What to do:
Copy every line that holds "beatles".

[Dataset records]
++++++

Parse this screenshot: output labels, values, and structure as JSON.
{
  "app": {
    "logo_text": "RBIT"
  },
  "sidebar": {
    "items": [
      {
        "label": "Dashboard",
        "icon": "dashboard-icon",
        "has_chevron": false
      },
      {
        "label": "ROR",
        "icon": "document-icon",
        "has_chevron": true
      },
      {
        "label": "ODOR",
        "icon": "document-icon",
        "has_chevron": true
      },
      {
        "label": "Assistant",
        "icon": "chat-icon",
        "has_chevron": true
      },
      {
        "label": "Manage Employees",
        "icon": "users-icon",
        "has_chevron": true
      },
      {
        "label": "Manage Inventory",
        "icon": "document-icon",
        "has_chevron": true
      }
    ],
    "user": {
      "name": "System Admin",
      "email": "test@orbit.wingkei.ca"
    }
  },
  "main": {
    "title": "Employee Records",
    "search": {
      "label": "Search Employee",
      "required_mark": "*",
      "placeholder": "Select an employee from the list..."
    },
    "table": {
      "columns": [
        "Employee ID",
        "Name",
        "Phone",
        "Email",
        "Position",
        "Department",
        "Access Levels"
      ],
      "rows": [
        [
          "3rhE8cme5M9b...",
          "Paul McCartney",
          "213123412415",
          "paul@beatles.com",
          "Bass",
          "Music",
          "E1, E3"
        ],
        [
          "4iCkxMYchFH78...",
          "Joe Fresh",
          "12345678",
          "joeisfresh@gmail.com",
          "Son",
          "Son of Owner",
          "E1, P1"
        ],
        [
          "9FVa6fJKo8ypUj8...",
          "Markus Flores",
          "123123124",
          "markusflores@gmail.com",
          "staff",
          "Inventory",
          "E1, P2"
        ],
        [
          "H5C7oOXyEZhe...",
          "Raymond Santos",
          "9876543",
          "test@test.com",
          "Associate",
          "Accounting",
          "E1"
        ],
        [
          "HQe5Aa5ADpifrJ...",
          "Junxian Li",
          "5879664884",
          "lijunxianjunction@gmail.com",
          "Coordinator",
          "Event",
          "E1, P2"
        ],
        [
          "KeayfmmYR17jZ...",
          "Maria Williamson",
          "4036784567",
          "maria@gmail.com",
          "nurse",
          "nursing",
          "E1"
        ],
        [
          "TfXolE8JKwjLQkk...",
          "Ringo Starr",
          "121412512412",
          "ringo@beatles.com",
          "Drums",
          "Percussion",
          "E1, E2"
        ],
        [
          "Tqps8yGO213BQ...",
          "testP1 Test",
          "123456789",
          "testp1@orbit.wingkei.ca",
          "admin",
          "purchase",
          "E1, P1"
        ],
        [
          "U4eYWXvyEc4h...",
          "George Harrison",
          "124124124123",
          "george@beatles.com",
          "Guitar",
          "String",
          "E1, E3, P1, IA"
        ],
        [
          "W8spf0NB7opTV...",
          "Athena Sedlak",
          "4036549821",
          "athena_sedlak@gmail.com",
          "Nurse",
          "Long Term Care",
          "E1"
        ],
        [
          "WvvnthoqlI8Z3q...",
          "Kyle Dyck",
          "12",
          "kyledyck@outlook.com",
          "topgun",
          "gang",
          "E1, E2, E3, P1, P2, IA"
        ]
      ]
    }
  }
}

++++++

Response to the exercise:
          "paul@beatles.com",
          "ringo@beatles.com",
          "george@beatles.com",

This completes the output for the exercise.